__Challenge 1__.
Retype a passage of the bitfield post word for word. Begin at the words "On a Motorola" and stop after "exactly 3 bytes.".
__Challenge 2__.
According to the bitfield post, how many bits does a byte have on a Motorola 56000?
__Challenge 3__.
Carry on the forum post about bitfields, starting after its final sentence.

__Quoted passage__.
***
You need to know the exact binary format expected, then conform to it.
A 24-bit bitfield will probably still take up four bytes, and you have no
control over exactly where and in what order the 24 bits are stored.
On a Motorola 56000 it will fit perfectly in 1 byte, which happens to
have exactly 24 bits.
--
Jack Klein
Home: http://JK-Technology.Com
FAQs for
comp.lang.c http://www.eskimo.com/~scs/C-faq/top.html
comp.lang.c++ http://www.parashift.com/c++-faq-lite/
alt.comp.lang.learn.c-c++ ftp://snurse-l.org/pub/acllc-c++/faq
On 23 Sep 2003 17:40:50 -0700, ai***@acay.com.au (Peter Nilsson) wrote
in comp.lang.c: "Simon Biber" <sb****@optushome.com.au> wrote in message news:<3f**********************@news.optusnet.com.a u>... "Ed Morton" <mo****************@lucent.com> wrote: I have to pass this structure to some other code that's expecting
several fields each to be exactly 3 bytes.
***
__Items__.
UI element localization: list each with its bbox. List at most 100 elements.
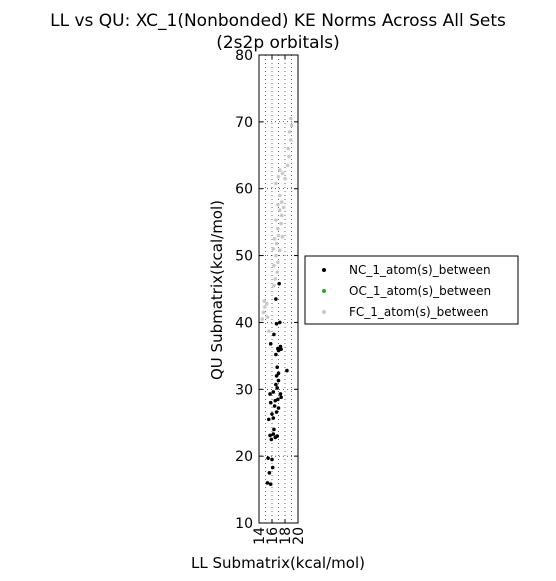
data-point-fc: [287, 154, 291, 159]
y-tick-label: 80: [235, 48, 253, 64]
data-point-nc: [274, 321, 279, 326]
y-tick-label: 70: [235, 115, 253, 131]
y-tick-label: 60: [235, 182, 253, 198]
legend-entry-label: OC_1_atom(s)_between: [349, 284, 491, 298]
x-tick-label: 14: [252, 527, 268, 545]
data-point-fc: [280, 235, 285, 239]
data-point-nc: [268, 482, 273, 487]
data-point-nc: [277, 281, 281, 286]
y-tick-label: 20: [235, 449, 253, 465]
data-point-fc: [279, 221, 283, 226]
legend: NC_1_atom(s)_between OC_1_atom(s)_between…: [304, 255, 519, 325]
data-point-fc: [276, 227, 280, 231]
data-point-nc: [268, 400, 273, 405]
legend-marker: [322, 310, 326, 314]
data-point-fc: [279, 213, 284, 218]
data-point-nc: [274, 297, 278, 301]
data-point-fc: [278, 168, 282, 172]
data-point-fc: [276, 174, 281, 179]
data-point-fc: [278, 248, 282, 253]
data-point-fc: [283, 176, 287, 181]
data-point-nc: [270, 412, 274, 416]
data-point-nc: [267, 471, 272, 475]
x-tick-label: 18: [278, 527, 294, 545]
data-point-fc: [289, 116, 293, 121]
data-point-fc: [274, 181, 278, 186]
data-point-fc: [266, 329, 271, 333]
legend-marker: [322, 289, 326, 293]
data-point-nc: [279, 395, 283, 400]
data-point-fc: [274, 241, 279, 246]
y-axis-ticks: 10 20 30 40 50 60 70 80: [235, 48, 298, 532]
data-point-nc: [274, 374, 279, 378]
legend-box: [304, 255, 519, 325]
data-points: [260, 116, 294, 487]
data-point-fc: [265, 301, 269, 306]
y-tick-label: 40: [235, 315, 253, 331]
y-tick-label: 50: [235, 249, 253, 265]
data-point-nc: [268, 342, 273, 346]
data-point-fc: [278, 208, 282, 212]
data-point-nc: [266, 417, 271, 422]
data-point-nc: [271, 390, 276, 394]
x-tick-label: 16: [265, 527, 281, 545]
data-point-nc: [272, 332, 276, 337]
data-point-fc: [263, 305, 267, 309]
data-point-nc: [278, 392, 283, 396]
data-point-nc: [278, 344, 283, 349]
data-point-nc: [268, 433, 272, 438]
data-point-nc: [278, 320, 282, 325]
x-axis-label: LL Submatrix(kcal/mol): [191, 554, 365, 572]
y-axis-label: QU Submatrix(kcal/mol): [208, 200, 226, 380]
data-point-nc: [269, 437, 274, 442]
data-point-nc: [274, 382, 278, 387]
data-point-fc: [262, 299, 267, 303]
data-point-nc: [275, 386, 280, 390]
data-point-fc: [274, 218, 278, 222]
data-point-fc: [272, 283, 276, 288]
data-point-fc: [272, 237, 277, 241]
data-point-fc: [274, 253, 278, 258]
data-point-fc: [271, 247, 276, 251]
data-point-fc: [285, 163, 290, 168]
data-point-fc: [276, 233, 281, 238]
y-tick-label: 30: [235, 382, 253, 398]
data-point-fc: [281, 205, 286, 210]
data-point-fc: [261, 310, 266, 315]
data-point-nc: [272, 404, 277, 408]
data-point-nc: [271, 432, 276, 436]
data-point-nc: [276, 397, 280, 402]
legend-entry-label: NC_1_atom(s)_between: [349, 263, 491, 277]
data-point-nc: [270, 457, 274, 462]
data-point-fc: [289, 138, 293, 142]
data-point-nc: [276, 371, 281, 376]
data-point-fc: [276, 260, 280, 265]
data-point-nc: [276, 346, 280, 351]
data-point-nc: [265, 481, 270, 485]
legend-entry-label: FC_1_atom(s)_between: [349, 305, 489, 319]
data-point-fc: [276, 202, 280, 207]
data-point-nc: [276, 406, 281, 410]
data-point-nc: [274, 410, 279, 414]
legend-marker: [322, 268, 326, 272]
data-point-nc: [285, 368, 289, 373]
data-point-fc: [275, 270, 280, 275]
data-point-nc: [274, 352, 278, 357]
data-point-nc: [272, 427, 276, 432]
data-point-fc: [278, 193, 282, 198]
data-point-nc: [268, 392, 272, 396]
y-tick-label: 10: [235, 516, 253, 532]
data-point-fc: [286, 146, 291, 151]
data-point-fc: [260, 317, 265, 321]
plot-area-frame: [258, 54, 299, 524]
data-point-nc: [271, 416, 276, 420]
data-point-fc: [272, 263, 276, 268]
chart-subtitle: (2s2p orbitals): [216, 33, 340, 53]
data-point-fc: [265, 315, 270, 319]
data-point-nc: [270, 465, 275, 470]
data-point-fc: [273, 277, 278, 281]
data-point-nc: [275, 434, 280, 438]
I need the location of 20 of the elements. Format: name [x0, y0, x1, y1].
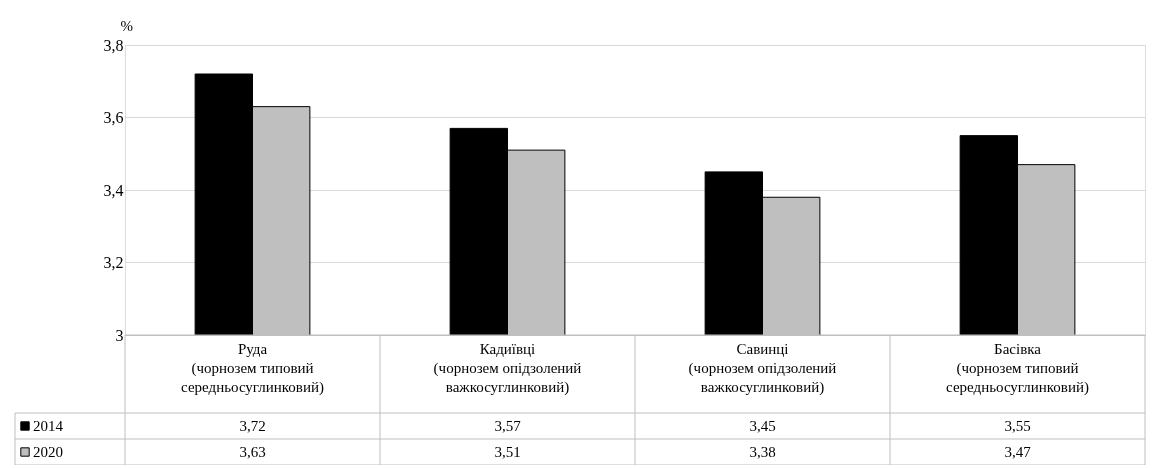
***
__Expected answer 1__.
On a Motorola 56000 it will fit perfectly in 1 byte, which happens to
have exactly 24 bits.
--
Jack Klein
Home: http://JK-Technology.Com
FAQs for
comp.lang.c http://www.eskimo.com/~scs/C-faq/top.html
comp.lang.c++ http://www.parashift.com/c++-faq-lite/
alt.comp.lang.learn.c-c++ ftp://snurse-l.org/pub/acllc-c++/faq
On 23 Sep 2003 17:40:50 -0700, ai***@acay.com.au (Peter Nilsson) wrote
in comp.lang.c: "Simon Biber" <sb****@optushome.com.au> wrote in message news:<3f**********************@news.optusnet.com.a u>... "Ed Morton" <mo****************@lucent.com> wrote: I have to pass this structure to some other code that's expecting
several fields each to be exactly 3 bytes.

__Expected answer 2__.
24 bits.

__Expected answer 3__.
Most C implementations do not support exact 3 byte integer types.
Do any? :-)
If it needs to be laid out exactly so in memory, you can create
an array of unsigned characters.
void pack(unsigned char *three, unsigned long value)
{
assert(value < (1UL << 24));
three[0] = value & 0xFF;
three[1] = value >> 8 & 0xFF;
three[2] = value >> 16 & 0xFF;
}
unsigned long unpack(unsigned char *three)
{
return (unsigned long)three[0]
| (unsigned long)three[1] << 8
| (unsigned long)three[2] << 16;
}
These functions assume you will be packing 8 bits into each byte,
Why? I know we live in an octet world, but you can do this portably
with CHAR_BIT and UCHAR_MAX.
and using a little-endian packing layout.
Actually even when an implementation has CHAR_BIT > 8, it is quite
easy and useful to write code using just 8 bits in an unsigned char,
and far more portable. Also, living in a octet-oriented world of
communications standards, it is often necessary to handle individual 8
bit quantities as individual items.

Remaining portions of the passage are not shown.